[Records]
>>

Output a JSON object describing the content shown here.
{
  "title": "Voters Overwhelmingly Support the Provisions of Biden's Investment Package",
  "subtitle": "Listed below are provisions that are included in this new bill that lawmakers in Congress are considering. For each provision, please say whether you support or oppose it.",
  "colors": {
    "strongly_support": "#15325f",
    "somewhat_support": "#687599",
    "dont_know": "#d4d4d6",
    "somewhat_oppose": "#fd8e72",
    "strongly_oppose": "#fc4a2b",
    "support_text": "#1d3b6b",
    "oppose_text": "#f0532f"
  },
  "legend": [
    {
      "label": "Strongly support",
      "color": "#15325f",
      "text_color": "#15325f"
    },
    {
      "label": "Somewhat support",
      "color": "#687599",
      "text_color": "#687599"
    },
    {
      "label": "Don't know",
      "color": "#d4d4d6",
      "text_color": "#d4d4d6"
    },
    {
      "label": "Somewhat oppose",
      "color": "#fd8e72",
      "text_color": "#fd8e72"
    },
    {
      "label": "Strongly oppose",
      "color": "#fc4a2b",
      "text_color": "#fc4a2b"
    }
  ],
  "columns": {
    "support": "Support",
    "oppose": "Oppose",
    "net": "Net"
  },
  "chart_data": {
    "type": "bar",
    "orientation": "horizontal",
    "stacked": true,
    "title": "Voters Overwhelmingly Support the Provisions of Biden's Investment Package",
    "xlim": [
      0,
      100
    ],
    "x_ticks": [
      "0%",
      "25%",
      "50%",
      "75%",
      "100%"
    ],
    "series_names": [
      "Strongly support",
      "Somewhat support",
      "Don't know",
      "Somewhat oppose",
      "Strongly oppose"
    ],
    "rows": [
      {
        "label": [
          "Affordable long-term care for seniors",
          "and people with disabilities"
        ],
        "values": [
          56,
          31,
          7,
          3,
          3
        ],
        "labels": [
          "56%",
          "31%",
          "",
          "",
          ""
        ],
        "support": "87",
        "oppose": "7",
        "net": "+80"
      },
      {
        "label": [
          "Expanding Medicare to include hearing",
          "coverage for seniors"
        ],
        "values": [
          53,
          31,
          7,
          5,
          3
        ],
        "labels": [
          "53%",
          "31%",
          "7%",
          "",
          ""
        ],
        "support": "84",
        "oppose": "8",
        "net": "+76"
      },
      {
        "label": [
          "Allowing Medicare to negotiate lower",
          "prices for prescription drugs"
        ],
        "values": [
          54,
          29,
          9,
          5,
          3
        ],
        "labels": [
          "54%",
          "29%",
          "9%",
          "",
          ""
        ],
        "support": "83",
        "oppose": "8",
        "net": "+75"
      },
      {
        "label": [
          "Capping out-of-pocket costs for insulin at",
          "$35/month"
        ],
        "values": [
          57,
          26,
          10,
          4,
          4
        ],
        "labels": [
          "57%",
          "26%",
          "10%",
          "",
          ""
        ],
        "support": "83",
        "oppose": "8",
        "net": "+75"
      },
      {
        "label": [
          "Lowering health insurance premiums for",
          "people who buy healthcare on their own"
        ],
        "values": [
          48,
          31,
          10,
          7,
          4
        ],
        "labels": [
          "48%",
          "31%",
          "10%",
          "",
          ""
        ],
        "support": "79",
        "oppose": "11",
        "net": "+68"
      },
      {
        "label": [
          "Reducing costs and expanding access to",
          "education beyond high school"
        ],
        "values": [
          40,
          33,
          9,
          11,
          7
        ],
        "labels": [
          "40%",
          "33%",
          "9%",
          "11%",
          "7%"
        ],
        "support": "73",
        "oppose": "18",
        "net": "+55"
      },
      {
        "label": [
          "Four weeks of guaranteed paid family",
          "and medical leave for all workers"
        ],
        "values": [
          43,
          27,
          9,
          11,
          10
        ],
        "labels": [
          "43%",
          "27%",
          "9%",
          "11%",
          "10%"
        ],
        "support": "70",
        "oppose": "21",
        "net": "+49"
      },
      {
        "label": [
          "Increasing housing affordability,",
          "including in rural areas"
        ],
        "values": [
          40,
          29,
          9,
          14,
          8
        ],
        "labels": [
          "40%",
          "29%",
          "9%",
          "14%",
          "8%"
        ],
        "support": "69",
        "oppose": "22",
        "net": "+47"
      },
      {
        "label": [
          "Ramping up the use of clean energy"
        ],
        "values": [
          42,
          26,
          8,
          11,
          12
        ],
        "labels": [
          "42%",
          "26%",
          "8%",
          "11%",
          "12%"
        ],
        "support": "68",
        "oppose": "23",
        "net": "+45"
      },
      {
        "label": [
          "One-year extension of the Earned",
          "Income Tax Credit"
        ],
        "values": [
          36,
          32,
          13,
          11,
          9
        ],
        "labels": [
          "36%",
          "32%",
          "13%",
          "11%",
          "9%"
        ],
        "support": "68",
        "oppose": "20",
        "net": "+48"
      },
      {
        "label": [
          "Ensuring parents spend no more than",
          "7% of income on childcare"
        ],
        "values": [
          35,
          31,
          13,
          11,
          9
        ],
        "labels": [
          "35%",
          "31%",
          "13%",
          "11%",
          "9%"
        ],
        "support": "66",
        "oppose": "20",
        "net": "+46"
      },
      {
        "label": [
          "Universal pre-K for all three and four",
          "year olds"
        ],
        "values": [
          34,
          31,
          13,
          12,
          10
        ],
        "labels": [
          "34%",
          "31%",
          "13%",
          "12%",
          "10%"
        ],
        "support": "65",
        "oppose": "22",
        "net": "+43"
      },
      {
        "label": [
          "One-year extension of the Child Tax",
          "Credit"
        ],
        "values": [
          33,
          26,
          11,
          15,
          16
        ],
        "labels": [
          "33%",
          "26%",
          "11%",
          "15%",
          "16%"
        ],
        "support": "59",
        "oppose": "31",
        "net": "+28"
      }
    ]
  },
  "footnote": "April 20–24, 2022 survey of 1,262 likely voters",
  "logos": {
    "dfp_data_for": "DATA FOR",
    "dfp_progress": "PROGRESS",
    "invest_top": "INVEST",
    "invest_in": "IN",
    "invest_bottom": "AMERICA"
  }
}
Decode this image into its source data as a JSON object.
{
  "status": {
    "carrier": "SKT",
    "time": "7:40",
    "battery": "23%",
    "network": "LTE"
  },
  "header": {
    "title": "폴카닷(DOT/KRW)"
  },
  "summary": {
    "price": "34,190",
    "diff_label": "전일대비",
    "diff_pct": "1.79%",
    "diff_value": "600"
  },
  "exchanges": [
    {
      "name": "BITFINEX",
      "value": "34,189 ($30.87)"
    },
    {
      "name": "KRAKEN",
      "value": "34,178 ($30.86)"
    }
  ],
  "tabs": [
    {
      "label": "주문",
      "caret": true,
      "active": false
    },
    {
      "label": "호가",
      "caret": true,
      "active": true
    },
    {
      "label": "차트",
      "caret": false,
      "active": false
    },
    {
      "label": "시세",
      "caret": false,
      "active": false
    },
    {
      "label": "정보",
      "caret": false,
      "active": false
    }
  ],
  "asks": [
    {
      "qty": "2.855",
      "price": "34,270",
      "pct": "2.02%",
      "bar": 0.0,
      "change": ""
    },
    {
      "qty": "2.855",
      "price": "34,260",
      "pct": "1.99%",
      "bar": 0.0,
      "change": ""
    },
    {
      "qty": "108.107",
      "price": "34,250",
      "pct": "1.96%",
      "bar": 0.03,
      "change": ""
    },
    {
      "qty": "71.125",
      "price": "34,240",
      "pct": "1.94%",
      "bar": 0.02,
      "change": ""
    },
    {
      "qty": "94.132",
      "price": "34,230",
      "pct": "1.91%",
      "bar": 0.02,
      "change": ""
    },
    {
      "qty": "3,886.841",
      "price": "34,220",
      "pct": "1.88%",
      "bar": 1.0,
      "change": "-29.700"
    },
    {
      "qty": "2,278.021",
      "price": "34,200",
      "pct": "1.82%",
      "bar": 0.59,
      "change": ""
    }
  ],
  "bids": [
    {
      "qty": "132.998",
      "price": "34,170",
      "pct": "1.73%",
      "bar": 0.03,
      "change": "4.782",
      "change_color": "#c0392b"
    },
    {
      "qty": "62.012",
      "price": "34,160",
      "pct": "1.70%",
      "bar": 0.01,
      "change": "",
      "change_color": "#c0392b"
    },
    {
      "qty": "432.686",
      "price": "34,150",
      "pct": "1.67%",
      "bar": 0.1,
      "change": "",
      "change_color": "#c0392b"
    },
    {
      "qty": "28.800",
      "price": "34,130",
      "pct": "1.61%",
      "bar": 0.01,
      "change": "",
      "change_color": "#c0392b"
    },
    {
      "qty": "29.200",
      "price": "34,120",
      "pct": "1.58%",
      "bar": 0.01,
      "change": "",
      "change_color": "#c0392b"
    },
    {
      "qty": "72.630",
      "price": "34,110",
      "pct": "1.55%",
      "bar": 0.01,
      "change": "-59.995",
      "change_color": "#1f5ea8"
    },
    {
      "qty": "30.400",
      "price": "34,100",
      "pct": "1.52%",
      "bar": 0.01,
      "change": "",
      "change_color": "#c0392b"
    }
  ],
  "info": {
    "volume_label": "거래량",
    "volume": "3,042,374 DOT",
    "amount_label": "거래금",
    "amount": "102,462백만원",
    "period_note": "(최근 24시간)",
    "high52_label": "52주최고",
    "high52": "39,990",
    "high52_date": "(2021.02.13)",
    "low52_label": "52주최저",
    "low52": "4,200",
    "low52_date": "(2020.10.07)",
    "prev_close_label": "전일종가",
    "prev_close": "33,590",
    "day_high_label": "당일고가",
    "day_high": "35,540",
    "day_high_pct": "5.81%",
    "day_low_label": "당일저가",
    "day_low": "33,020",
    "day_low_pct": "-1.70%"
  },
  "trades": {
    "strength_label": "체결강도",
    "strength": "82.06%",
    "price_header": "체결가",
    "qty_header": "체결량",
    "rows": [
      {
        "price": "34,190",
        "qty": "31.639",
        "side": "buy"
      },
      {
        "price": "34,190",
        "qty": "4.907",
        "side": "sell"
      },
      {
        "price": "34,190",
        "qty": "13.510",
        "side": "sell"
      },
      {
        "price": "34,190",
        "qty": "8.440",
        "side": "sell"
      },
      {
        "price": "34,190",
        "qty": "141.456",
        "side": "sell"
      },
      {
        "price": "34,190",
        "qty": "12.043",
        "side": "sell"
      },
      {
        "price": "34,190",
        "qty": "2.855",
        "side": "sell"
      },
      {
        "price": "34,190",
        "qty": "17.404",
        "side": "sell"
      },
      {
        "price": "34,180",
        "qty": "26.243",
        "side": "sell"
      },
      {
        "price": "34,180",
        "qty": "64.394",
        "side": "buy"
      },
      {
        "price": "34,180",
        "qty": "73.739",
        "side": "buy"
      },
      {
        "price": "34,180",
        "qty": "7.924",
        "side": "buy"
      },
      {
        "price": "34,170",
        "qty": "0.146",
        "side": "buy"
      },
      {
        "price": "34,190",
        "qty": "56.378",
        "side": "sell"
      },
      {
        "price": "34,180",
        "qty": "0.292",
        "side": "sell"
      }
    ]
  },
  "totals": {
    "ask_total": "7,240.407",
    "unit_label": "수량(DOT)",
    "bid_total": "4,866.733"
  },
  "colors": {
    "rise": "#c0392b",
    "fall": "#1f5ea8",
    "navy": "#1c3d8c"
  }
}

<<

* TO BE DONE *
Gather each line in the data that holds the string "extension".

* TASK ANSWER *
          "One-year extension of the Earned",
          "One-year extension of the Child Tax",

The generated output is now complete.